→ **SHORT TASK**
Skip the images. Copy the records exactly as written.

↓

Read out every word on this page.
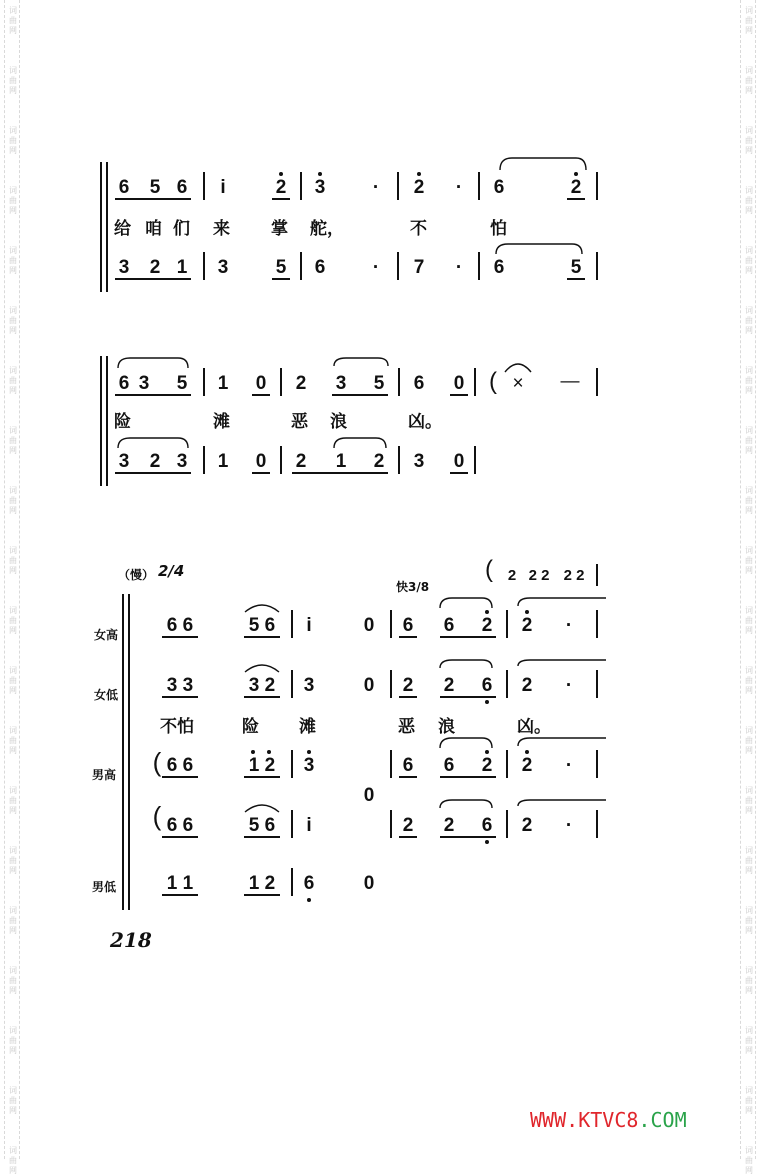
词
曲
网
词
曲
网
词
曲
网
词
曲
网
词
曲
网
词
曲
网
词
曲
网
词
曲
网
词
曲
网
词
曲
网
词
曲
网
词
曲
网
词
曲
网
词
曲
网
词
曲
网
词
曲
网
词
曲
网
词
曲
网
词
曲
网
词
曲
网
词
曲
网
词
曲
网
词
曲
网
词
曲
网
词
曲
网
词
曲
网
词
曲
网
词
曲
网
词
曲
网
词
曲
网
词
曲
网
词
曲
网
词
曲
网
词
曲
网
词
曲
网
词
曲
网
词
曲
网
词
曲
网
词
曲
网
词
曲
网
6 5 6	i	2 3	·	2	·	6	2
给 咱 们 来 掌 舵，	不	怕
3 2 1 3 5 6	·	7	·	6	5
6 3 5 1 0 2 3 5 6 0 ( ×	—
险	滩	恶 浪	凶。
3 2 3 1 0 2 1 2 3 0
（慢） 2/4
快3/8
( 2 2 2 2 2
女高	6 6	5 6	i	0 6 6 2 2	·
女低	3 3	3 2	3	0 2 2 6 2	·
不怕	险 滩	恶 浪	凶。
男高 (
(
6 6	1 2	3	6 6 2 2	·
0
6 6	5 6	i	2 2 6 2	·
男低	1 1	1 2	6	0
218
WWW.KTVC8.COM
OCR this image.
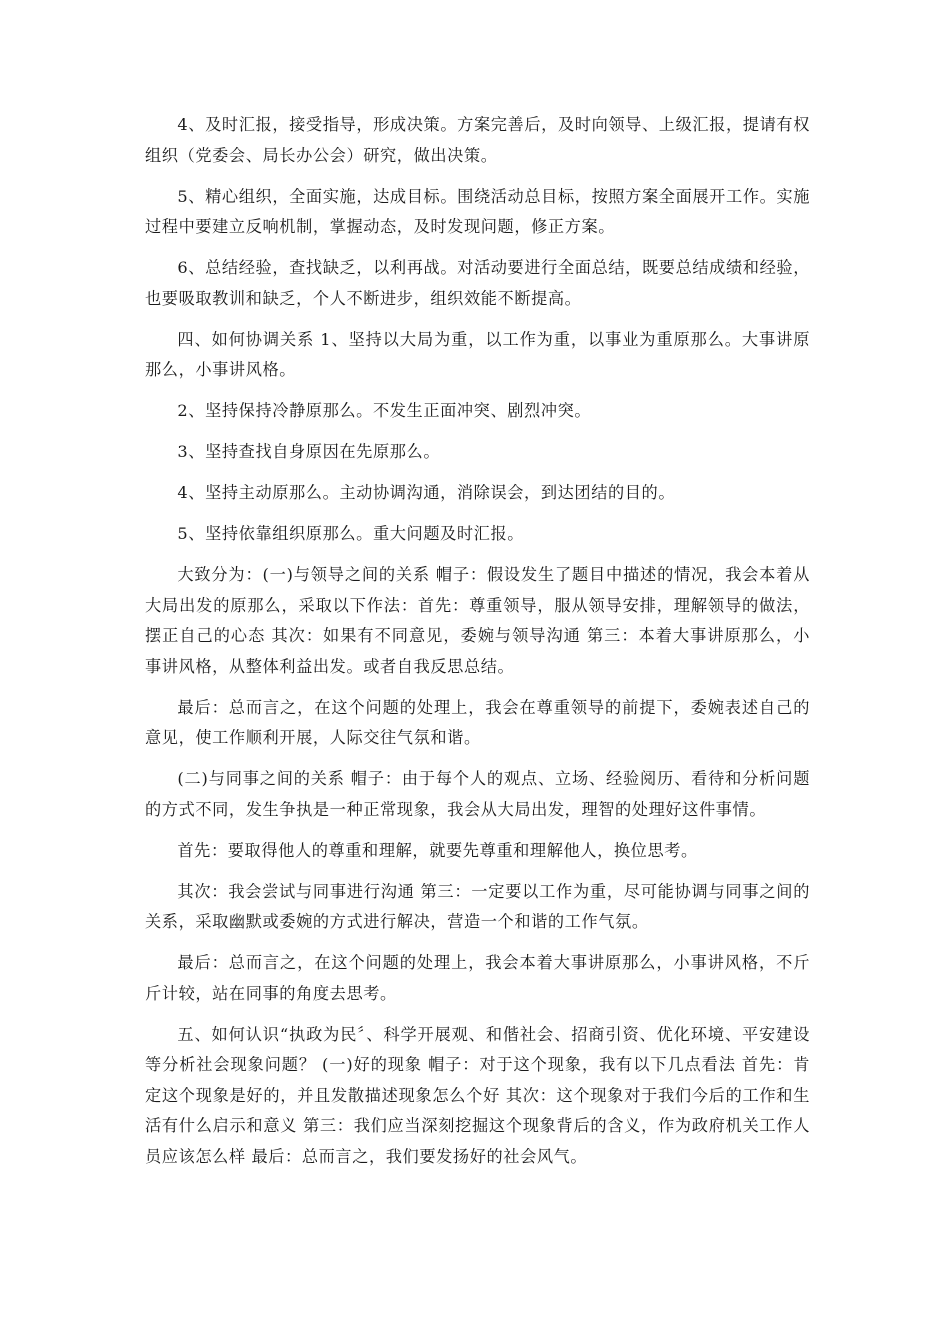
4、及时汇报，接受指导，形成决策。方案完善后，及时向领导、上级汇报，提请有权组织（党委会、局长办公会）研究，做出决策。

5、精心组织，全面实施，达成目标。围绕活动总目标，按照方案全面展开工作。实施过程中要建立反响机制，掌握动态，及时发现问题，修正方案。

6、总结经验，查找缺乏，以利再战。对活动要进行全面总结，既要总结成绩和经验，也要吸取教训和缺乏，个人不断进步，组织效能不断提高。

四、如何协调关系 1、坚持以大局为重，以工作为重，以事业为重原那么。大事讲原那么，小事讲风格。

2、坚持保持冷静原那么。不发生正面冲突、剧烈冲突。

3、坚持查找自身原因在先原那么。

4、坚持主动原那么。主动协调沟通，消除误会，到达团结的目的。

5、坚持依靠组织原那么。重大问题及时汇报。

大致分为：(一)与领导之间的关系 帽子：假设发生了题目中描述的情况，我会本着从大局出发的原那么，采取以下作法：首先：尊重领导，服从领导安排，理解领导的做法，摆正自己的心态 其次：如果有不同意见，委婉与领导沟通 第三：本着大事讲原那么，小事讲风格，从整体利益出发。或者自我反思总结。

最后：总而言之，在这个问题的处理上，我会在尊重领导的前提下，委婉表述自己的意见，使工作顺利开展，人际交往气氛和谐。

(二)与同事之间的关系 帽子：由于每个人的观点、立场、经验阅历、看待和分析问题的方式不同，发生争执是一种正常现象，我会从大局出发，理智的处理好这件事情。

首先：要取得他人的尊重和理解，就要先尊重和理解他人，换位思考。

其次：我会尝试与同事进行沟通 第三：一定要以工作为重，尽可能协调与同事之间的关系，采取幽默或委婉的方式进行解决，营造一个和谐的工作气氛。

最后：总而言之，在这个问题的处理上，我会本着大事讲原那么，小事讲风格，不斤斤计较，站在同事的角度去思考。

五、如何认识“执政为民〞、科学开展观、和偕社会、招商引资、优化环境、平安建设等分析社会现象问题？ (一)好的现象 帽子：对于这个现象，我有以下几点看法 首先：肯定这个现象是好的，并且发散描述现象怎么个好 其次：这个现象对于我们今后的工作和生活有什么启示和意义 第三：我们应当深刻挖掘这个现象背后的含义，作为政府机关工作人员应该怎么样 最后：总而言之，我们要发扬好的社会风气。
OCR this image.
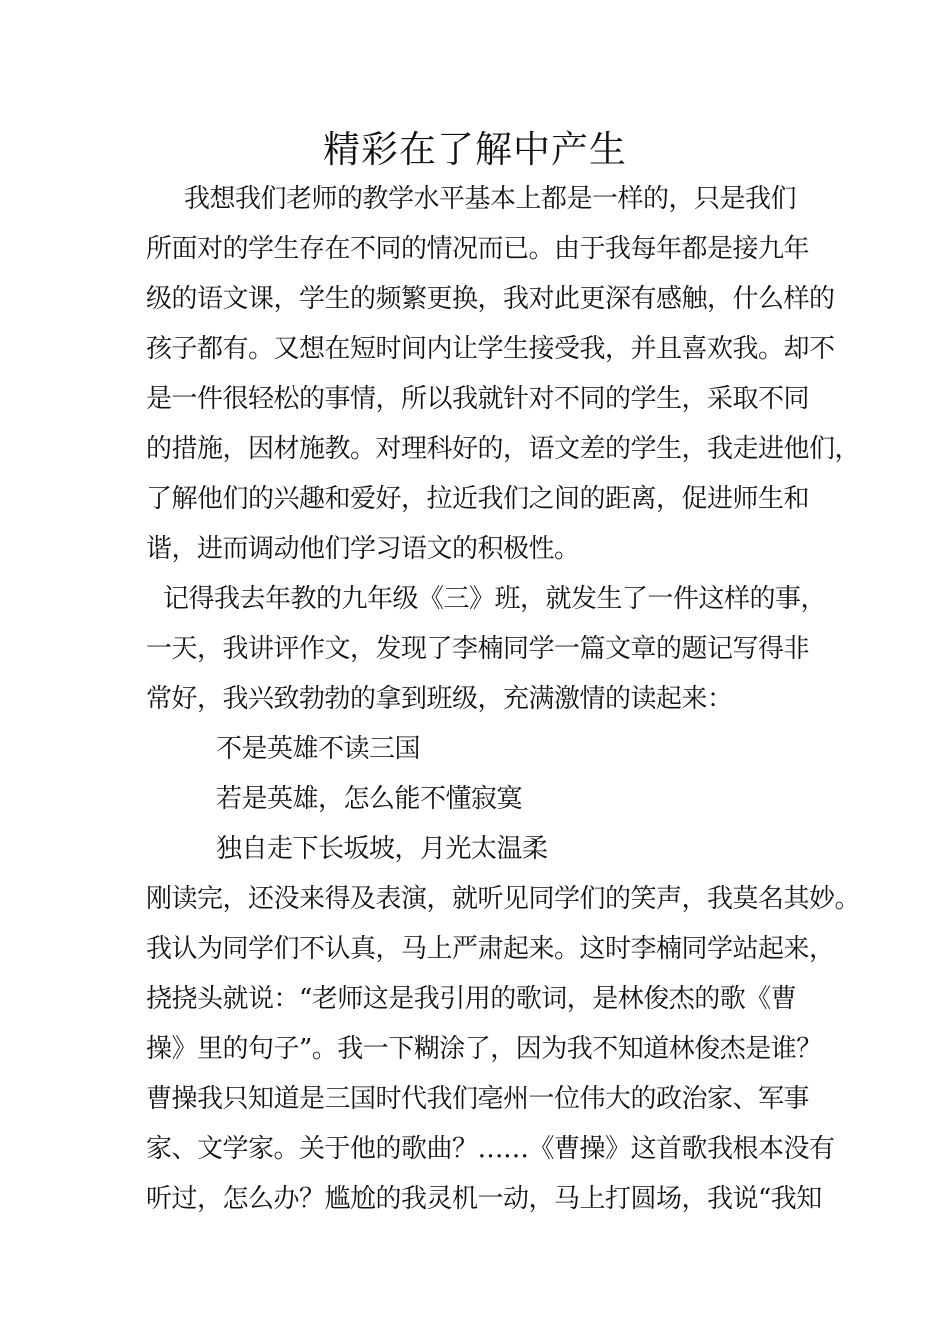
精彩在了解中产生
我想我们老师的教学水平基本上都是一样的，只是我们
所面对的学生存在不同的情况而已。由于我每年都是接九年
级的语文课，学生的频繁更换，我对此更深有感触，什么样的
孩子都有。又想在短时间内让学生接受我，并且喜欢我。却不
是一件很轻松的事情，所以我就针对不同的学生，采取不同
的措施，因材施教。对理科好的，语文差的学生，我走进他们，
了解他们的兴趣和爱好，拉近我们之间的距离，促进师生和
谐，进而调动他们学习语文的积极性。
记得我去年教的九年级《三》班，就发生了一件这样的事，
一天，我讲评作文，发现了李楠同学一篇文章的题记写得非
常好，我兴致勃勃的拿到班级，充满激情的读起来：
不是英雄不读三国
若是英雄，怎么能不懂寂寞
独自走下长坂坡，月光太温柔
刚读完，还没来得及表演，就听见同学们的笑声，我莫名其妙。
我认为同学们不认真，马上严肃起来。这时李楠同学站起来，
挠挠头就说：“老师这是我引用的歌词，是林俊杰的歌《曹
操》里的句子”。我一下糊涂了，因为我不知道林俊杰是谁？
曹操我只知道是三国时代我们亳州一位伟大的政治家、军事
家、文学家。关于他的歌曲？……《曹操》这首歌我根本没有
听过，怎么办？尴尬的我灵机一动，马上打圆场，我说“我知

↑

→ **TASK RESPONSE**
Read out every word on this page.
词
曲
网
词
曲
网
词
曲
网
词
曲
网
词
曲
网
词
曲
网
词
曲
网
词
曲
网
词
曲
网
词
曲
网
词
曲
网
词
曲
网
词
曲
网
词
曲
网
词
曲
网
词
曲
网
词
曲
网
词
曲
网
词
曲
网
词
曲
网
词
曲
网
词
曲
网
词
曲
网
词
曲
网
词
曲
网
词
曲
网
词
曲
网
词
曲
网
词
曲
网
词
曲
网
词
曲
网
词
曲
网
词
曲
网
词
曲
网
词
曲
网
词
曲
网
词
曲
网
词
曲
网
词
曲
网
词
曲
网
6 5 6	i	2 3	·	2	·	6	2
给 咱 们 来 掌 舵，	不	怕
3 2 1 3 5 6	·	7	·	6	5
6 3 5 1 0 2 3 5 6 0 ( ×	—
险	滩	恶 浪	凶。
3 2 3 1 0 2 1 2 3 0
（慢） 2/4
快3/8
( 2 2 2 2 2
女高	6 6	5 6	i	0 6 6 2 2	·
女低	3 3	3 2	3	0 2 2 6 2	·
不怕	险 滩	恶 浪	凶。
男高 (
(
6 6	1 2	3	6 6 2 2	·
0
6 6	5 6	i	2 2 6 2	·
男低	1 1	1 2	6	0
218
WWW.KTVC8.COM
OCR this image.
4、及时汇报，接受指导，形成决策。方案完善后，及时向领导、上级汇报，提请有权组织（党委会、局长办公会）研究，做出决策。

5、精心组织，全面实施，达成目标。围绕活动总目标，按照方案全面展开工作。实施过程中要建立反响机制，掌握动态，及时发现问题，修正方案。

6、总结经验，查找缺乏，以利再战。对活动要进行全面总结，既要总结成绩和经验，也要吸取教训和缺乏，个人不断进步，组织效能不断提高。

四、如何协调关系 1、坚持以大局为重，以工作为重，以事业为重原那么。大事讲原那么，小事讲风格。

2、坚持保持冷静原那么。不发生正面冲突、剧烈冲突。

3、坚持查找自身原因在先原那么。

4、坚持主动原那么。主动协调沟通，消除误会，到达团结的目的。

5、坚持依靠组织原那么。重大问题及时汇报。

大致分为：(一)与领导之间的关系 帽子：假设发生了题目中描述的情况，我会本着从大局出发的原那么，采取以下作法：首先：尊重领导，服从领导安排，理解领导的做法，摆正自己的心态 其次：如果有不同意见，委婉与领导沟通 第三：本着大事讲原那么，小事讲风格，从整体利益出发。或者自我反思总结。

最后：总而言之，在这个问题的处理上，我会在尊重领导的前提下，委婉表述自己的意见，使工作顺利开展，人际交往气氛和谐。

(二)与同事之间的关系 帽子：由于每个人的观点、立场、经验阅历、看待和分析问题的方式不同，发生争执是一种正常现象，我会从大局出发，理智的处理好这件事情。

首先：要取得他人的尊重和理解，就要先尊重和理解他人，换位思考。

其次：我会尝试与同事进行沟通 第三：一定要以工作为重，尽可能协调与同事之间的关系，采取幽默或委婉的方式进行解决，营造一个和谐的工作气氛。

最后：总而言之，在这个问题的处理上，我会本着大事讲原那么，小事讲风格，不斤斤计较，站在同事的角度去思考。

五、如何认识“执政为民〞、科学开展观、和偕社会、招商引资、优化环境、平安建设等分析社会现象问题？ (一)好的现象 帽子：对于这个现象，我有以下几点看法 首先：肯定这个现象是好的，并且发散描述现象怎么个好 其次：这个现象对于我们今后的工作和生活有什么启示和意义 第三：我们应当深刻挖掘这个现象背后的含义，作为政府机关工作人员应该怎么样 最后：总而言之，我们要发扬好的社会风气。
OCR this image.
精彩在了解中产生
我想我们老师的教学水平基本上都是一样的，只是我们
所面对的学生存在不同的情况而已。由于我每年都是接九年
级的语文课，学生的频繁更换，我对此更深有感触，什么样的
孩子都有。又想在短时间内让学生接受我，并且喜欢我。却不
是一件很轻松的事情，所以我就针对不同的学生，采取不同
的措施，因材施教。对理科好的，语文差的学生，我走进他们，
了解他们的兴趣和爱好，拉近我们之间的距离，促进师生和
谐，进而调动他们学习语文的积极性。
记得我去年教的九年级《三》班，就发生了一件这样的事，
一天，我讲评作文，发现了李楠同学一篇文章的题记写得非
常好，我兴致勃勃的拿到班级，充满激情的读起来：
不是英雄不读三国
若是英雄，怎么能不懂寂寞
独自走下长坂坡，月光太温柔
刚读完，还没来得及表演，就听见同学们的笑声，我莫名其妙。
我认为同学们不认真，马上严肃起来。这时李楠同学站起来，
挠挠头就说：“老师这是我引用的歌词，是林俊杰的歌《曹
操》里的句子”。我一下糊涂了，因为我不知道林俊杰是谁？
曹操我只知道是三国时代我们亳州一位伟大的政治家、军事
家、文学家。关于他的歌曲？……《曹操》这首歌我根本没有
听过，怎么办？尴尬的我灵机一动，马上打圆场，我说“我知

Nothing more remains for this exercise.